* [What the task requires]: From the entries below, gather each line containing the word "квалификации".

* [Items listed in a dataset]:
>>
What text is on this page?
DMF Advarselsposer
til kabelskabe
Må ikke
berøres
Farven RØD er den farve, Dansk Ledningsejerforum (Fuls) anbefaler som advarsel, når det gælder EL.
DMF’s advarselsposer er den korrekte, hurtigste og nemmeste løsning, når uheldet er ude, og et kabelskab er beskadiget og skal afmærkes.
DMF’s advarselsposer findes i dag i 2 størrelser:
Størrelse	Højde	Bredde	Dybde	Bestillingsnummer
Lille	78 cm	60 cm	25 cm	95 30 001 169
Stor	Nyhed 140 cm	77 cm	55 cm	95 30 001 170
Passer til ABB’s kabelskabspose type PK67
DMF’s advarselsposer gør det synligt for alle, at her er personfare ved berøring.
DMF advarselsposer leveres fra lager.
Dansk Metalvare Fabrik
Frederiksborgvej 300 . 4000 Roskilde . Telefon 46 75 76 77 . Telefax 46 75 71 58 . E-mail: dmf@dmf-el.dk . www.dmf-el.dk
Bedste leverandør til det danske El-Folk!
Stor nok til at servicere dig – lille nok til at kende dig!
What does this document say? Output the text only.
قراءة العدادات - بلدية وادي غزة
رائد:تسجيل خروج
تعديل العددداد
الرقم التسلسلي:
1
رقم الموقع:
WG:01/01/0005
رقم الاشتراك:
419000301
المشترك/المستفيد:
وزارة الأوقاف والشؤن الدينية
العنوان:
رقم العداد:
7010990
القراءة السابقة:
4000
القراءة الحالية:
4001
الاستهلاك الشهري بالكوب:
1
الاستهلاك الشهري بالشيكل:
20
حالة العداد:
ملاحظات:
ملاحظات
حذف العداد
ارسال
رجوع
<<
>>
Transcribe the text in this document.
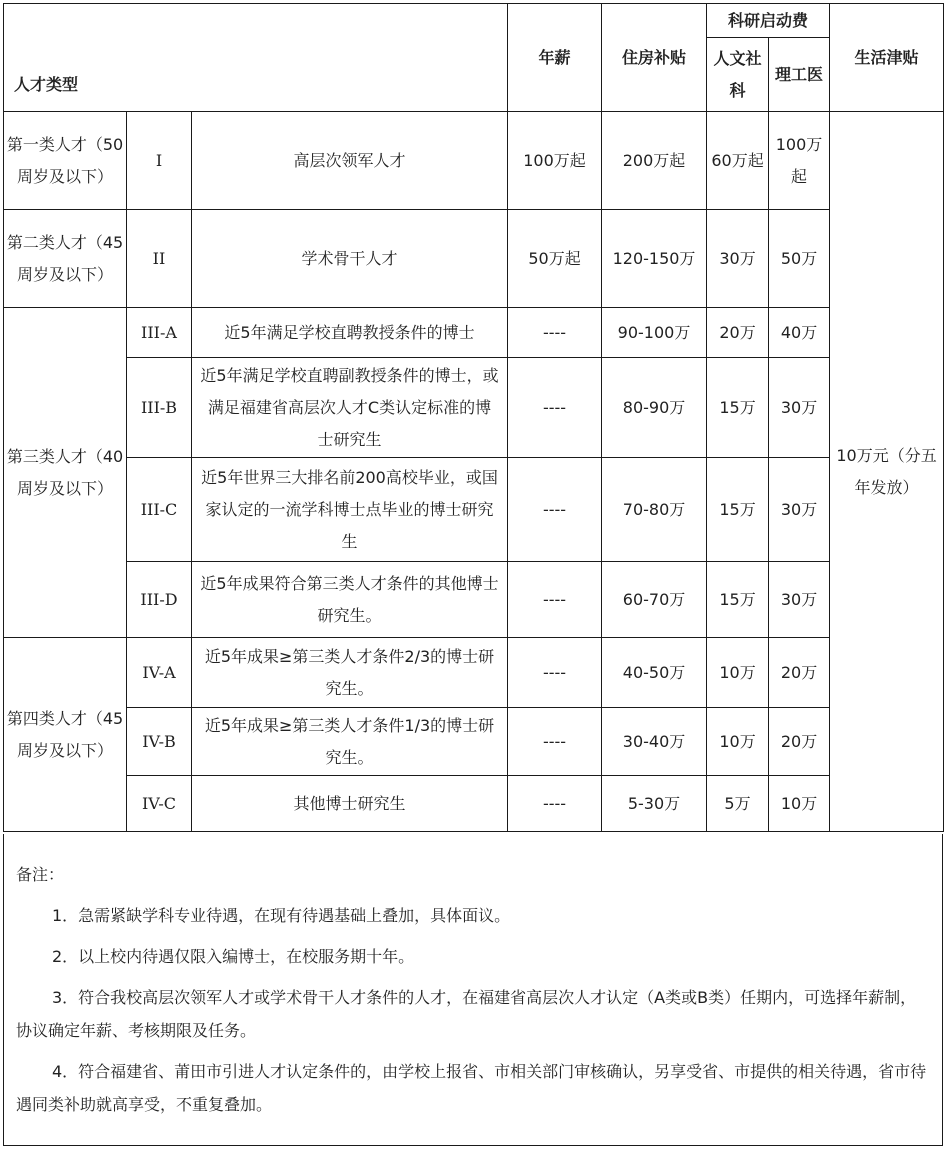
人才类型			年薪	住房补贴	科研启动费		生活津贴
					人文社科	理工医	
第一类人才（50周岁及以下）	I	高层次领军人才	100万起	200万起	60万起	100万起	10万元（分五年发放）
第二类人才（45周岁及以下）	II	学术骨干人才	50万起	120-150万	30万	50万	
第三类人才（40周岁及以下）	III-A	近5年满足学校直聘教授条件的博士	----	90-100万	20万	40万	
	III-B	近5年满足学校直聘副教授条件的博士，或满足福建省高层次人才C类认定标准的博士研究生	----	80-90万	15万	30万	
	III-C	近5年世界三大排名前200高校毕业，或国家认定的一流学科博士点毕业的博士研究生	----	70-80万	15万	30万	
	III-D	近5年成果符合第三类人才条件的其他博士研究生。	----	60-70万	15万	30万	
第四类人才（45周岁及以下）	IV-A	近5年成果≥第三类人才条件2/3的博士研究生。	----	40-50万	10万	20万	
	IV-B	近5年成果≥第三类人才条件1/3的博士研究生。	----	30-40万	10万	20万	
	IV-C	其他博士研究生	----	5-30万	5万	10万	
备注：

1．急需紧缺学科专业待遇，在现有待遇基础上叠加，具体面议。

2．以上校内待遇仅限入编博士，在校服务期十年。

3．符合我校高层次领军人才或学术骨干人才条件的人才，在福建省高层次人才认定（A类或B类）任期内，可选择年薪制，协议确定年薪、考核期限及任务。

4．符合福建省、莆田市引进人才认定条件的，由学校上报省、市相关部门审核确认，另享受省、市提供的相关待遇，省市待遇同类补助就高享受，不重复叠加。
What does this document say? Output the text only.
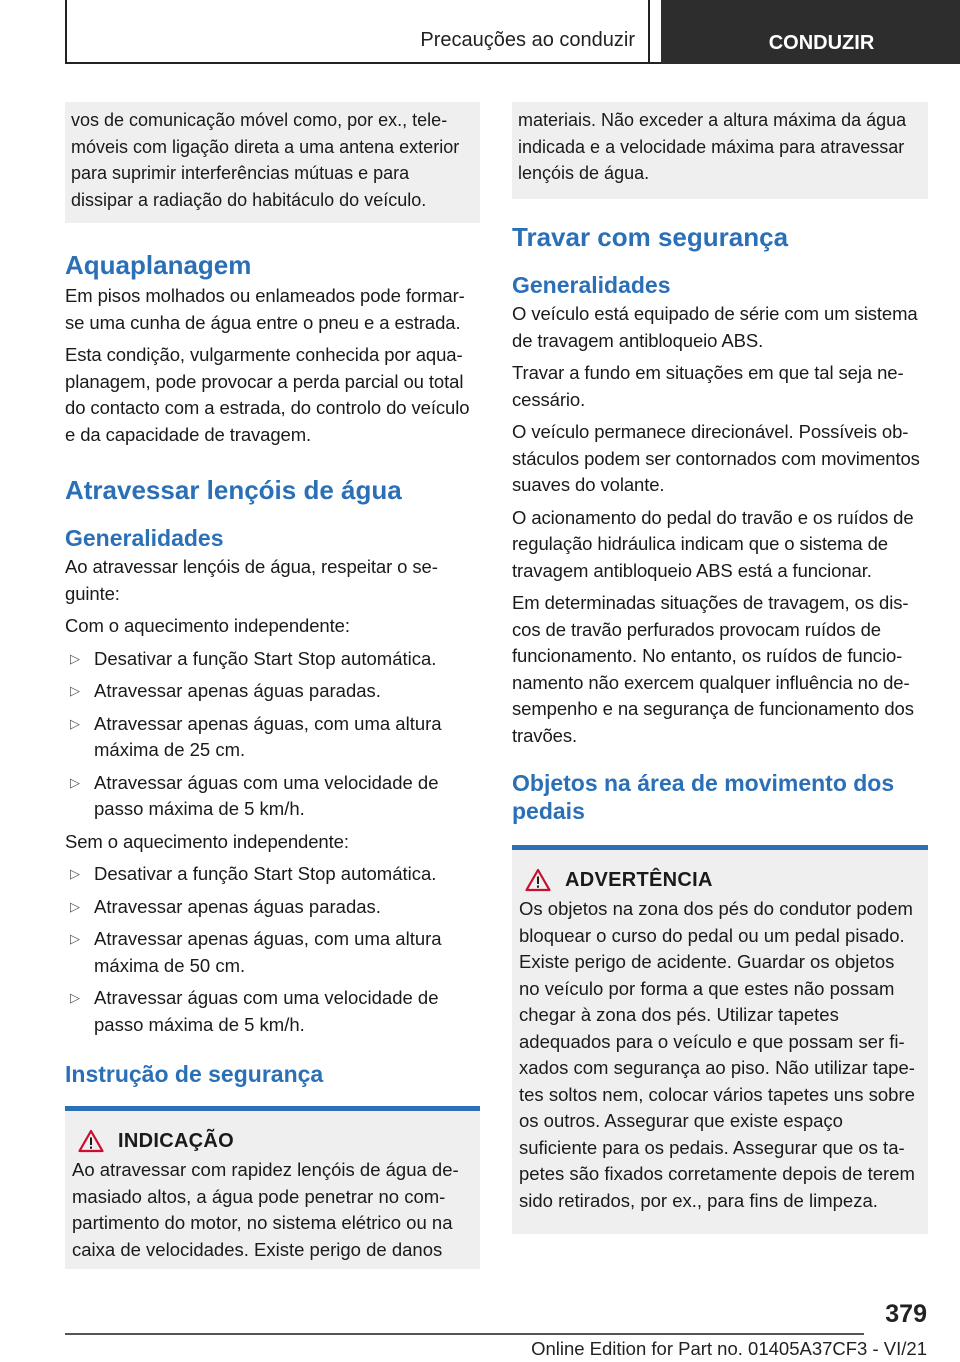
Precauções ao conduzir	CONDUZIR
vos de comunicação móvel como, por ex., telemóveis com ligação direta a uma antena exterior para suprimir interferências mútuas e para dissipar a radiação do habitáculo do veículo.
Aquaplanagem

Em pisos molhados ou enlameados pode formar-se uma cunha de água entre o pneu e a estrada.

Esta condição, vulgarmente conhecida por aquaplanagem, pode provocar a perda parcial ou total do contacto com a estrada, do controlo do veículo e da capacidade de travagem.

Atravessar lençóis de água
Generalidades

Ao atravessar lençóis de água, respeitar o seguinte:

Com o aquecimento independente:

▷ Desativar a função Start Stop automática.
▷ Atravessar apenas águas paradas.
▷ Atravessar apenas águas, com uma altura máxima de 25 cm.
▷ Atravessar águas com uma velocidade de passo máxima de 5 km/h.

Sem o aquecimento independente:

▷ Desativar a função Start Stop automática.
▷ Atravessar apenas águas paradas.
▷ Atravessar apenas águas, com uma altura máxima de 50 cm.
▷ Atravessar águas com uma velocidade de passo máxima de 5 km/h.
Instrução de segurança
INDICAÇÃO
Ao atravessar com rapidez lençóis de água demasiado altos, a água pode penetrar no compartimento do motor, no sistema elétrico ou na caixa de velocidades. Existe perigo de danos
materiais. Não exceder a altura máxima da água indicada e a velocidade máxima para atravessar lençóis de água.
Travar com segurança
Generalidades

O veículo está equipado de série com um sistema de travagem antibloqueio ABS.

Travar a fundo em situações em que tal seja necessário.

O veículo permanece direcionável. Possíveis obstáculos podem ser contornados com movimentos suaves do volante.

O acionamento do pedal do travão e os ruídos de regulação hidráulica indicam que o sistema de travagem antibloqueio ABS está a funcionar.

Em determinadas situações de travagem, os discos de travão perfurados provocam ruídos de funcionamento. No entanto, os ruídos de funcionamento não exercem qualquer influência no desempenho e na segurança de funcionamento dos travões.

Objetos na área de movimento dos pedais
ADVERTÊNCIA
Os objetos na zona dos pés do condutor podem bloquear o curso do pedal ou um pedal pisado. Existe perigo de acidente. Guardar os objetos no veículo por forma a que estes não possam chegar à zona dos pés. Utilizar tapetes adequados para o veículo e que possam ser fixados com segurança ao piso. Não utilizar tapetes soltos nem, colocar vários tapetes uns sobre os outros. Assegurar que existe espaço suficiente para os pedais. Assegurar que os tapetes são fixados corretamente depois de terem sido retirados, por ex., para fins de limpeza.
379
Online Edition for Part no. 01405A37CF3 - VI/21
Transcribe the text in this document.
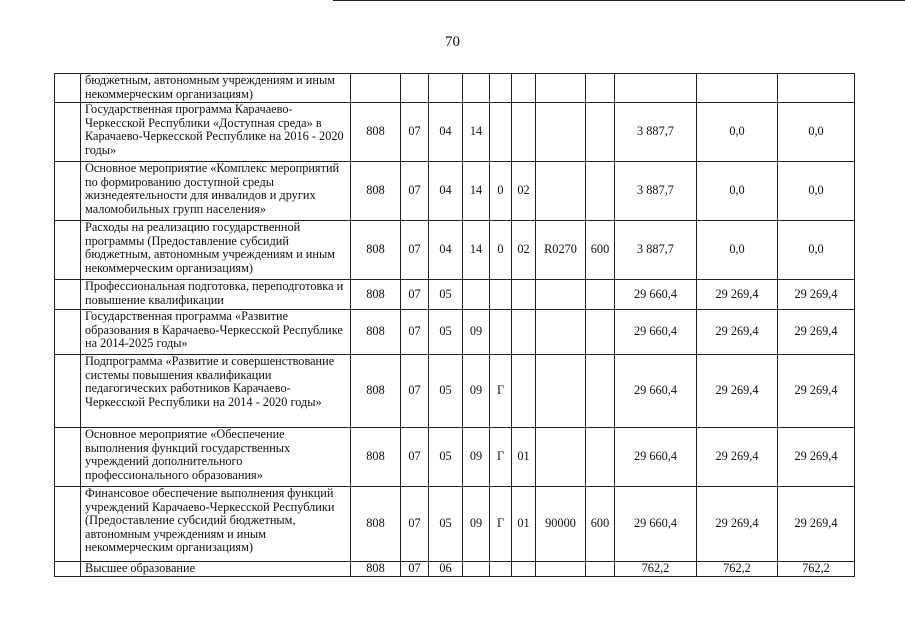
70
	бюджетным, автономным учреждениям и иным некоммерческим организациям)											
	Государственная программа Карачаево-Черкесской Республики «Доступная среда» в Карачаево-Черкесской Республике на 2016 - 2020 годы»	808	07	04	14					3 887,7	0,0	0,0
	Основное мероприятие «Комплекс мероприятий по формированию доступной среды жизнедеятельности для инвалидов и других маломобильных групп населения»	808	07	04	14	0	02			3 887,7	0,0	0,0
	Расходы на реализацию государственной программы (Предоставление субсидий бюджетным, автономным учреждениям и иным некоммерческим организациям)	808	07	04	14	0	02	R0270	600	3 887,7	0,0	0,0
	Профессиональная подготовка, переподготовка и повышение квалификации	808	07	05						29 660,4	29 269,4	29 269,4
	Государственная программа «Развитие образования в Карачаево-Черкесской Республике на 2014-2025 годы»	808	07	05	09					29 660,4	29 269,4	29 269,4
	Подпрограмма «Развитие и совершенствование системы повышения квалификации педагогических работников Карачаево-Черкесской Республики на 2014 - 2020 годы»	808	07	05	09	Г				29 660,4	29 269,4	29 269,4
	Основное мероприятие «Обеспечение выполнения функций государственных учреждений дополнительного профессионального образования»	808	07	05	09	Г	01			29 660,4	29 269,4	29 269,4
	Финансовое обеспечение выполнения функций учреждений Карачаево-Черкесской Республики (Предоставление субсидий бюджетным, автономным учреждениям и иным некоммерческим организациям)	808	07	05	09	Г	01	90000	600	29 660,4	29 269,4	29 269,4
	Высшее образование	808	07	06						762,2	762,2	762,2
<<
>>
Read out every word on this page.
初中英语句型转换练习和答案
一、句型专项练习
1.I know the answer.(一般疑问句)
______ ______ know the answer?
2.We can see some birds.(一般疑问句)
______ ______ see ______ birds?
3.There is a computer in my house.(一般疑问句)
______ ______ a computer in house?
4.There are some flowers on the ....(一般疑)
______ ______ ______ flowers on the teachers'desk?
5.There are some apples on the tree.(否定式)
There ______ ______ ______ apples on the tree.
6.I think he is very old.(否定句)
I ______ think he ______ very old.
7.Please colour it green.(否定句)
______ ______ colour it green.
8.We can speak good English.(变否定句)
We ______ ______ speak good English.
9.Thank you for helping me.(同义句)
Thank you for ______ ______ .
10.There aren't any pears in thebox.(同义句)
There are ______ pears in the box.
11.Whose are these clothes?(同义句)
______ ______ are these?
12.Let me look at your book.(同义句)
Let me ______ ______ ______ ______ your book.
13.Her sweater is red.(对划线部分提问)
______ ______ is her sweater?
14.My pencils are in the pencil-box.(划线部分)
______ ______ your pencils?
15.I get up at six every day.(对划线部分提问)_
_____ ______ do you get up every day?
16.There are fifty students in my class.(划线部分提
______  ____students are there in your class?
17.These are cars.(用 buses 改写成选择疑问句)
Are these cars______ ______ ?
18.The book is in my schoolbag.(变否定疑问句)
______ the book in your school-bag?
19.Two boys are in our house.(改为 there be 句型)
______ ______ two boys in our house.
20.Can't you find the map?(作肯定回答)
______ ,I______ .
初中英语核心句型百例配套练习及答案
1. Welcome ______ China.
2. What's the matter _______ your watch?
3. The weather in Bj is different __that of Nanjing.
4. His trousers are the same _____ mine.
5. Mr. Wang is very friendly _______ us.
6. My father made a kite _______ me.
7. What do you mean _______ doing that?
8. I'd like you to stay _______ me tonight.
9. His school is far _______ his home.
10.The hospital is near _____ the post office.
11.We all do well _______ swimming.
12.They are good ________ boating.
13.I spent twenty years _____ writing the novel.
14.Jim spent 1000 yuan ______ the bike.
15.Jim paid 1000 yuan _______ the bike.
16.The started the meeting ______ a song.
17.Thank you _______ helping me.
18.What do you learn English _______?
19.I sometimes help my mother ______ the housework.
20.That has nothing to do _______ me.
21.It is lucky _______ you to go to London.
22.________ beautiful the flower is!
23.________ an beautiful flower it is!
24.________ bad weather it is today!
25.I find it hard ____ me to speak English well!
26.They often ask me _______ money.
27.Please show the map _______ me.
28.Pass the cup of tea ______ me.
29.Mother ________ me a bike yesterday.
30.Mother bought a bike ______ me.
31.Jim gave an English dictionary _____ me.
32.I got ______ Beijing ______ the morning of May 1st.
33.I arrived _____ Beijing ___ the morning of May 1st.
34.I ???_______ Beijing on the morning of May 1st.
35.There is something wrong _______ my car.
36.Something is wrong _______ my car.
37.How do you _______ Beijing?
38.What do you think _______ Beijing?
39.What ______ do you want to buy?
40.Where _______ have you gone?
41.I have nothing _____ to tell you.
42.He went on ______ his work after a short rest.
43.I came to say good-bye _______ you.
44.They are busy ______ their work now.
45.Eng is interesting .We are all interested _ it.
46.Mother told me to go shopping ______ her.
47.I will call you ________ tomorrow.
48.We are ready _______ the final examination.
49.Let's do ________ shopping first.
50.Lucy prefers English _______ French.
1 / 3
<<
* [Result of this task]:
	Профессиональная подготовка, переподготовка и повышение квалификации	808	07	05						29 660,4	29 269,4	29 269,4
	Подпрограмма «Развитие и совершенствование системы повышения квалификации педагогических работников Карачаево-Черкесской Республики на 2014 - 2020 годы»	808	07	05	09	Г				29 660,4	29 269,4	29 269,4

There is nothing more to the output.